● **WHAT YOU HAVE TO DO**: Reproduce the records below in their entirety, character for character.

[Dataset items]
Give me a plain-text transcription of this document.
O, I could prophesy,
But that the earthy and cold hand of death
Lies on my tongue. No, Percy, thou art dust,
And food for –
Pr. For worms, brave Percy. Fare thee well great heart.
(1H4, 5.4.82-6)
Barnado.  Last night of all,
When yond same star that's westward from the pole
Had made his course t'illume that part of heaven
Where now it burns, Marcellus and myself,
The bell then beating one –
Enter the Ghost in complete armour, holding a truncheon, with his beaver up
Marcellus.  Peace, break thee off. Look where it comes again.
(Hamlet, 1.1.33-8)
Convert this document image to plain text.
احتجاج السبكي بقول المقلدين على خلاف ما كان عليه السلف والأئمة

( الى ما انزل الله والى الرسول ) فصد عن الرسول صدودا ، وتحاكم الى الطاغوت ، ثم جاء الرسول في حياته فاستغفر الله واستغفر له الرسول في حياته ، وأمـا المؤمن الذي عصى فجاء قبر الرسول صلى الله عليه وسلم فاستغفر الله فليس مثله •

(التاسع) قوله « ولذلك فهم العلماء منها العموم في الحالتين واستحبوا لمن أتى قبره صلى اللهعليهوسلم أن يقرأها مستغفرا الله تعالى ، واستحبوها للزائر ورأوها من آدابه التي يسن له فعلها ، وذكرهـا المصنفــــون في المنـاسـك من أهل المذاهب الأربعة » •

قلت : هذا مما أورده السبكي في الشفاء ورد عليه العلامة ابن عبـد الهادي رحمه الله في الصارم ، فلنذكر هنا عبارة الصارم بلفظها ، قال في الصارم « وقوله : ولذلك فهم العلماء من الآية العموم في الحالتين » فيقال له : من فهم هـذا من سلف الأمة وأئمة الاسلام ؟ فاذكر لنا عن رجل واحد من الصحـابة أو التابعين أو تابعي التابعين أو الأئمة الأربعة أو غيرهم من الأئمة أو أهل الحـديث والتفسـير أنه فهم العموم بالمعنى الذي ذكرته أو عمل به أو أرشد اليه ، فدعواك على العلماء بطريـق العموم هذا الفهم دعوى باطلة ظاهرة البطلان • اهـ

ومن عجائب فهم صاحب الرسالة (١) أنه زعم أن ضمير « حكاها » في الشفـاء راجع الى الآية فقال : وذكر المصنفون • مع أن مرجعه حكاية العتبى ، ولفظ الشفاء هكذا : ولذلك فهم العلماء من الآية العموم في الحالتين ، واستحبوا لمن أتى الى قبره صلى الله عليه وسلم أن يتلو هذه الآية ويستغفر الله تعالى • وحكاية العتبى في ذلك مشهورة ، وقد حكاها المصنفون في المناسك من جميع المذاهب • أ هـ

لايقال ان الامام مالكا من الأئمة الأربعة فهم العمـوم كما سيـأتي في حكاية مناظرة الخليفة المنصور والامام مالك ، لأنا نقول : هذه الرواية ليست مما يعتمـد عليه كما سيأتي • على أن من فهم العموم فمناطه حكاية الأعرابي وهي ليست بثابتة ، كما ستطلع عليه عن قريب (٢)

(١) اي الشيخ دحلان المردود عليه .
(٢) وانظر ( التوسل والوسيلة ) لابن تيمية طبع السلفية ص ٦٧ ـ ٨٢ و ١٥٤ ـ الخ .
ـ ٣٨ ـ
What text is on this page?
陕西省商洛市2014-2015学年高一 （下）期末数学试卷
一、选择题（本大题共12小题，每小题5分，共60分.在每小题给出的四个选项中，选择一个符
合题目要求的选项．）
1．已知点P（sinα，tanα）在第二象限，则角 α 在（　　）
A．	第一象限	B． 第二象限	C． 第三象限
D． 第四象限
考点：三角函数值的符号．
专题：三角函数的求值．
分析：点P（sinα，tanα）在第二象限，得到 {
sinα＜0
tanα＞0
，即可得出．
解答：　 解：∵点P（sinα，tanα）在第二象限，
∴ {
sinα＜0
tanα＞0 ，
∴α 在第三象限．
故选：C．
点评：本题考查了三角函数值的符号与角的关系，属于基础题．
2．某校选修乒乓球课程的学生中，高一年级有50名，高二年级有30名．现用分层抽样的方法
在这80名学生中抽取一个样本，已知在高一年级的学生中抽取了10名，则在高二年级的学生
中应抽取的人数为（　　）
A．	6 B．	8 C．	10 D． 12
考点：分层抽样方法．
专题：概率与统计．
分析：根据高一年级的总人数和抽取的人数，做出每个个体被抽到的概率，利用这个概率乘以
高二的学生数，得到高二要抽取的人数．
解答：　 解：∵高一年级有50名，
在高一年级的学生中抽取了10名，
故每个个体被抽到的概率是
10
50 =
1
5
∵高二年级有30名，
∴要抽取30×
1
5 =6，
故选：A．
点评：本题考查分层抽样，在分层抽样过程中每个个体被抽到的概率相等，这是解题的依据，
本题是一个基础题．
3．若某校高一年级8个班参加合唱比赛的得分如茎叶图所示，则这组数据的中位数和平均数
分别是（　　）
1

● **TASK SOLUTION**:
Give me a plain-text transcription of this document.
O, I could prophesy,
But that the earthy and cold hand of death
Lies on my tongue. No, Percy, thou art dust,
And food for –
Pr. For worms, brave Percy. Fare thee well great heart.
(1H4, 5.4.82-6)
Barnado.  Last night of all,
When yond same star that's westward from the pole
Had made his course t'illume that part of heaven
Where now it burns, Marcellus and myself,
The bell then beating one –
Enter the Ghost in complete armour, holding a truncheon, with his beaver up
Marcellus.  Peace, break thee off. Look where it comes again.
(Hamlet, 1.1.33-8)
Convert this document image to plain text.
احتجاج السبكي بقول المقلدين على خلاف ما كان عليه السلف والأئمة

( الى ما انزل الله والى الرسول ) فصد عن الرسول صدودا ، وتحاكم الى الطاغوت ، ثم جاء الرسول في حياته فاستغفر الله واستغفر له الرسول في حياته ، وأمـا المؤمن الذي عصى فجاء قبر الرسول صلى الله عليه وسلم فاستغفر الله فليس مثله •

(التاسع) قوله « ولذلك فهم العلماء منها العموم في الحالتين واستحبوا لمن أتى قبره صلى اللهعليهوسلم أن يقرأها مستغفرا الله تعالى ، واستحبوها للزائر ورأوها من آدابه التي يسن له فعلها ، وذكرهـا المصنفــــون في المنـاسـك من أهل المذاهب الأربعة » •

قلت : هذا مما أورده السبكي في الشفاء ورد عليه العلامة ابن عبـد الهادي رحمه الله في الصارم ، فلنذكر هنا عبارة الصارم بلفظها ، قال في الصارم « وقوله : ولذلك فهم العلماء من الآية العموم في الحالتين » فيقال له : من فهم هـذا من سلف الأمة وأئمة الاسلام ؟ فاذكر لنا عن رجل واحد من الصحـابة أو التابعين أو تابعي التابعين أو الأئمة الأربعة أو غيرهم من الأئمة أو أهل الحـديث والتفسـير أنه فهم العموم بالمعنى الذي ذكرته أو عمل به أو أرشد اليه ، فدعواك على العلماء بطريـق العموم هذا الفهم دعوى باطلة ظاهرة البطلان • اهـ

ومن عجائب فهم صاحب الرسالة (١) أنه زعم أن ضمير « حكاها » في الشفـاء راجع الى الآية فقال : وذكر المصنفون • مع أن مرجعه حكاية العتبى ، ولفظ الشفاء هكذا : ولذلك فهم العلماء من الآية العموم في الحالتين ، واستحبوا لمن أتى الى قبره صلى الله عليه وسلم أن يتلو هذه الآية ويستغفر الله تعالى • وحكاية العتبى في ذلك مشهورة ، وقد حكاها المصنفون في المناسك من جميع المذاهب • أ هـ

لايقال ان الامام مالكا من الأئمة الأربعة فهم العمـوم كما سيـأتي في حكاية مناظرة الخليفة المنصور والامام مالك ، لأنا نقول : هذه الرواية ليست مما يعتمـد عليه كما سيأتي • على أن من فهم العموم فمناطه حكاية الأعرابي وهي ليست بثابتة ، كما ستطلع عليه عن قريب (٢)

(١) اي الشيخ دحلان المردود عليه .
(٢) وانظر ( التوسل والوسيلة ) لابن تيمية طبع السلفية ص ٦٧ ـ ٨٢ و ١٥٤ ـ الخ .
ـ ٣٨ ـ
What text is on this page?
陕西省商洛市2014-2015学年高一 （下）期末数学试卷
一、选择题（本大题共12小题，每小题5分，共60分.在每小题给出的四个选项中，选择一个符
合题目要求的选项．）
1．已知点P（sinα，tanα）在第二象限，则角 α 在（　　）
A．	第一象限	B． 第二象限	C． 第三象限
D． 第四象限
考点：三角函数值的符号．
专题：三角函数的求值．
分析：点P（sinα，tanα）在第二象限，得到 {
sinα＜0
tanα＞0
，即可得出．
解答：　 解：∵点P（sinα，tanα）在第二象限，
∴ {
sinα＜0
tanα＞0 ，
∴α 在第三象限．
故选：C．
点评：本题考查了三角函数值的符号与角的关系，属于基础题．
2．某校选修乒乓球课程的学生中，高一年级有50名，高二年级有30名．现用分层抽样的方法
在这80名学生中抽取一个样本，已知在高一年级的学生中抽取了10名，则在高二年级的学生
中应抽取的人数为（　　）
A．	6 B．	8 C．	10 D． 12
考点：分层抽样方法．
专题：概率与统计．
分析：根据高一年级的总人数和抽取的人数，做出每个个体被抽到的概率，利用这个概率乘以
高二的学生数，得到高二要抽取的人数．
解答：　 解：∵高一年级有50名，
在高一年级的学生中抽取了10名，
故每个个体被抽到的概率是
10
50 =
1
5
∵高二年级有30名，
∴要抽取30×
1
5 =6，
故选：A．
点评：本题考查分层抽样，在分层抽样过程中每个个体被抽到的概率相等，这是解题的依据，
本题是一个基础题．
3．若某校高一年级8个班参加合唱比赛的得分如茎叶图所示，则这组数据的中位数和平均数
分别是（　　）
1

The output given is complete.